Aim of the task: Select every line holding the word "xinyuwenchuang" and copy it.

Supplied data:
┄┄┄┄┄┄┄┄┄┄

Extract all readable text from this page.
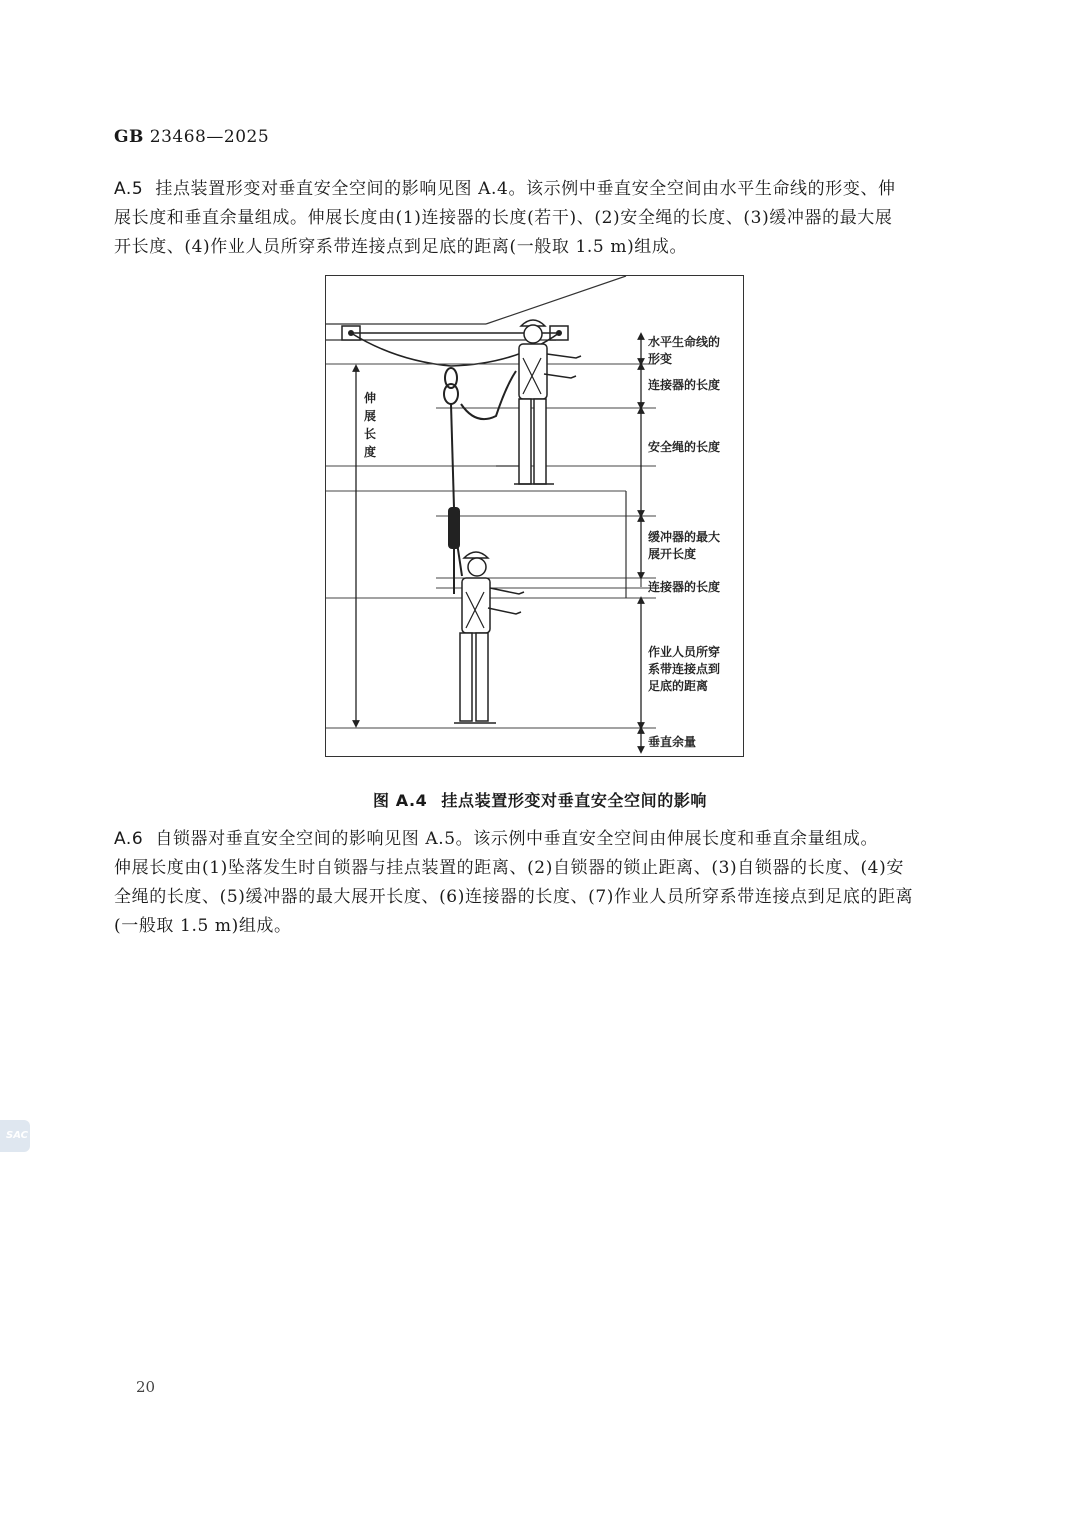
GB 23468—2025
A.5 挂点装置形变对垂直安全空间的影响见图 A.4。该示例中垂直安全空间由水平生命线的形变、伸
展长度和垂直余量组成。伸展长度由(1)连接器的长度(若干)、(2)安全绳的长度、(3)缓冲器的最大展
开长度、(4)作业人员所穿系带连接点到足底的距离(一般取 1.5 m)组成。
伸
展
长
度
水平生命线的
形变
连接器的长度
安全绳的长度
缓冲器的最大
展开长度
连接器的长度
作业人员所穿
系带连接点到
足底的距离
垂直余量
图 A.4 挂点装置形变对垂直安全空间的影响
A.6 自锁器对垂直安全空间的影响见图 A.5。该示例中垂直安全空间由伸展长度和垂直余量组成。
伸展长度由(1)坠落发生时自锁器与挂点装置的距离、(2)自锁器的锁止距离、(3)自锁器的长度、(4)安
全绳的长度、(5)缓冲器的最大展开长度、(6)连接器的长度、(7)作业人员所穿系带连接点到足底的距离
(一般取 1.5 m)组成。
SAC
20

┄┄┄┄┄┄┄┄┄┄

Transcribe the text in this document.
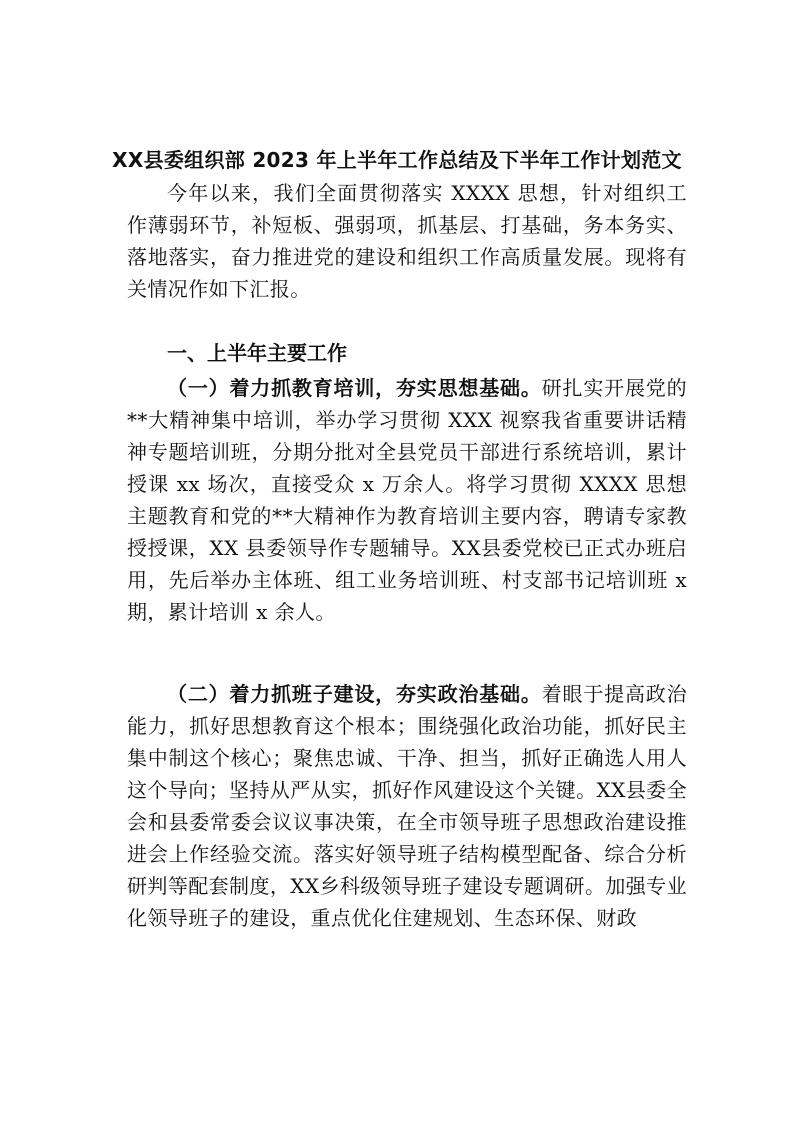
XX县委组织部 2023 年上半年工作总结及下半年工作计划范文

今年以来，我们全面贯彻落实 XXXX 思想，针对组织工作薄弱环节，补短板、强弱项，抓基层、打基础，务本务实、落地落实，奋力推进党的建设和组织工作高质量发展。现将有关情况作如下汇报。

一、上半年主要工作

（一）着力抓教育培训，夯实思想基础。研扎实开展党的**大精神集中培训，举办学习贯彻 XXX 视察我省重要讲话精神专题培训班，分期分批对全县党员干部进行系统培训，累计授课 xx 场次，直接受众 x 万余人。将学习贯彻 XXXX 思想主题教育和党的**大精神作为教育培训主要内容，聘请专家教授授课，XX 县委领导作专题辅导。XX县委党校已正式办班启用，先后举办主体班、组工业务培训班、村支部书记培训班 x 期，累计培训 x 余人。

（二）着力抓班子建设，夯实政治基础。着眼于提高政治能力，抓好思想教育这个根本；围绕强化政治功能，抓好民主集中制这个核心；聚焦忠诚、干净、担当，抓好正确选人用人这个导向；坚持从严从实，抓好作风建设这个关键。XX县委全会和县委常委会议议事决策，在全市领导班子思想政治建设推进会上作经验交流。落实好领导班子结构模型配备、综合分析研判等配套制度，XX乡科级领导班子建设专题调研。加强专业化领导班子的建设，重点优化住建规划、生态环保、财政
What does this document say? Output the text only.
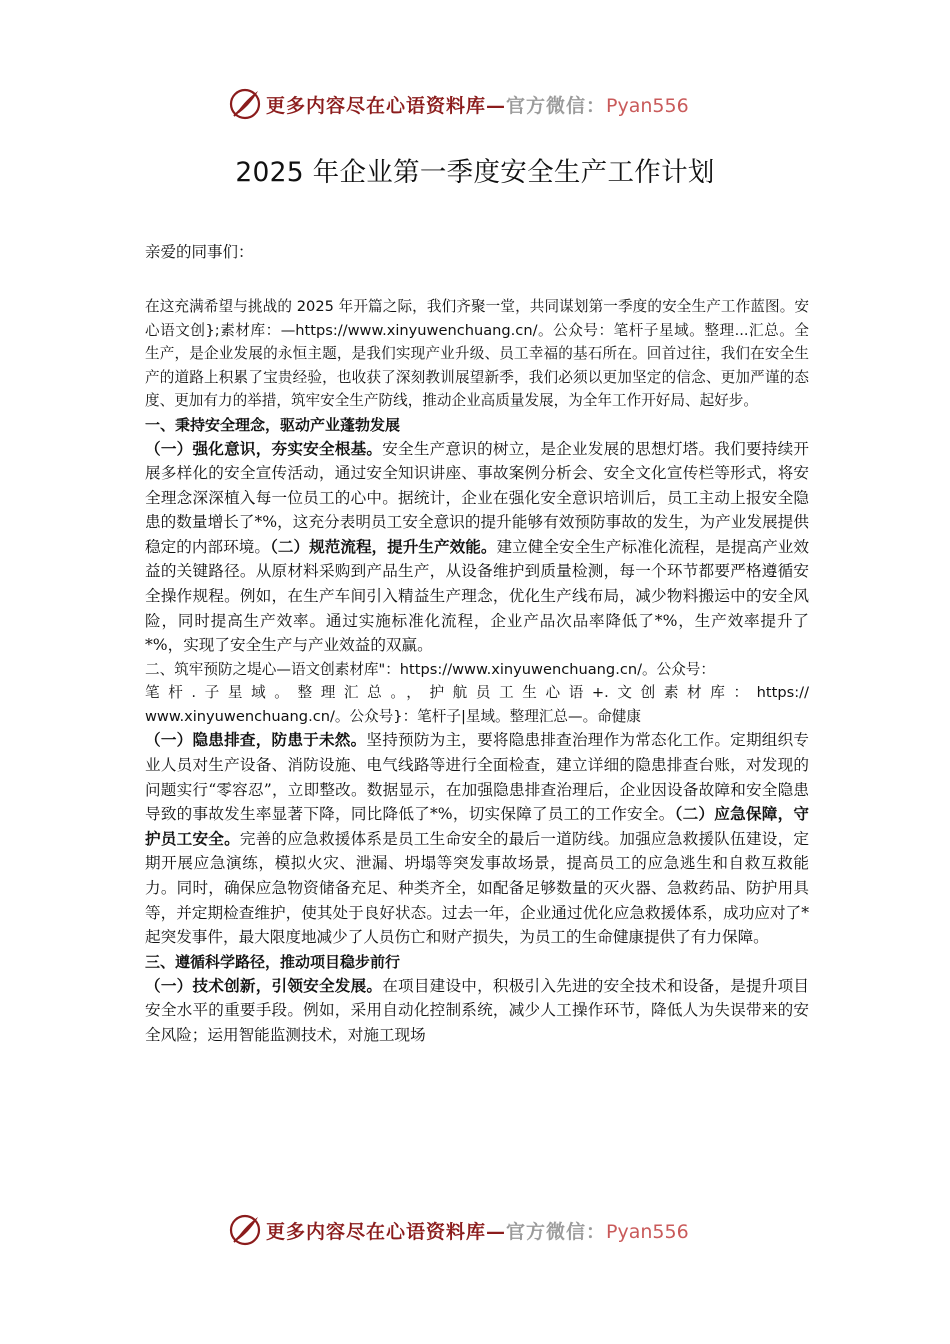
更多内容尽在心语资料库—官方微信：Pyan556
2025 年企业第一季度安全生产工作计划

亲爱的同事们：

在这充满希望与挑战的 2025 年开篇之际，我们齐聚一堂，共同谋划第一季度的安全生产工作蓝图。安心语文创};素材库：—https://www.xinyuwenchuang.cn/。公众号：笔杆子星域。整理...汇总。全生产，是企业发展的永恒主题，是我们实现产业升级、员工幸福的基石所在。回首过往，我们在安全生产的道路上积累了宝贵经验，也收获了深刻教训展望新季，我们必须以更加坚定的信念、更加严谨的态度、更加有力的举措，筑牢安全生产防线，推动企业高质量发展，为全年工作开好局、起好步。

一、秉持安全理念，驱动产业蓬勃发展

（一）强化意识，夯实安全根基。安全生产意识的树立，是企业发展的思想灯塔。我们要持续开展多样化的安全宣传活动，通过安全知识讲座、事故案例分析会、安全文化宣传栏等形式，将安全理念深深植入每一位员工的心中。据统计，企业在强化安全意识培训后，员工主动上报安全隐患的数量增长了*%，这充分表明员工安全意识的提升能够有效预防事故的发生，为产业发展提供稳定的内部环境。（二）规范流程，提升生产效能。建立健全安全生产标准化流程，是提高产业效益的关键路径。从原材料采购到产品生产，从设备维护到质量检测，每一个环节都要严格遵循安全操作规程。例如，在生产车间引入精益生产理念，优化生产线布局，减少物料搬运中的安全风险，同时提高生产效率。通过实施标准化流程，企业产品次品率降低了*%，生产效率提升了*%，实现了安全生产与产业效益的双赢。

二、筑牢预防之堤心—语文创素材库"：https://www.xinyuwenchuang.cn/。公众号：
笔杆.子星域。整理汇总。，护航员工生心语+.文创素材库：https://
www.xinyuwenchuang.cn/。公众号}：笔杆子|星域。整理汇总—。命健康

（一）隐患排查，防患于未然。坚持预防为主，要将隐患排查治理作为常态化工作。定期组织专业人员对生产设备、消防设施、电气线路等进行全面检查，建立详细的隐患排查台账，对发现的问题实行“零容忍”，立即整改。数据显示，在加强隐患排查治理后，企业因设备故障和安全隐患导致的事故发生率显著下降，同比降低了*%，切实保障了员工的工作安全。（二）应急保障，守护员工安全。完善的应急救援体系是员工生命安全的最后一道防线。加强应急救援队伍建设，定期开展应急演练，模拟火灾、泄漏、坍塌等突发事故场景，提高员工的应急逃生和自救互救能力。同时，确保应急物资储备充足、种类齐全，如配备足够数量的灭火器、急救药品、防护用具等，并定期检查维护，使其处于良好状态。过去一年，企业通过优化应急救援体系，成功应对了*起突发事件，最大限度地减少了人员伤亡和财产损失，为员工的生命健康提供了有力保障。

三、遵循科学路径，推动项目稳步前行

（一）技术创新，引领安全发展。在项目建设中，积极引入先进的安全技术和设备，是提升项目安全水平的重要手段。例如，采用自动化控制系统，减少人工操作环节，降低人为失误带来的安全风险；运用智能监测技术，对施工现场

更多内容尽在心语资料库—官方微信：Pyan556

┄┄┄┄┄┄┄┄┄┄

Expected answer:
在这充满希望与挑战的 2025 年开篇之际，我们齐聚一堂，共同谋划第一季度的安全生产工作蓝图。安心语文创};素材库：—https://www.xinyuwenchuang.cn/。公众号：笔杆子星域。整理...汇总。全生产，是企业发展的永恒主题，是我们实现产业升级、员工幸福的基石所在。回首过往，我们在安全生产的道路上积累了宝贵经验，也收获了深刻教训展望新季，我们必须以更加坚定的信念、更加严谨的态度、更加有力的举措，筑牢安全生产防线，推动企业高质量发展，为全年工作开好局、起好步。
二、筑牢预防之堤心—语文创素材库"：https://www.xinyuwenchuang.cn/。公众号：
www.xinyuwenchuang.cn/。公众号}：笔杆子|星域。整理汇总—。命健康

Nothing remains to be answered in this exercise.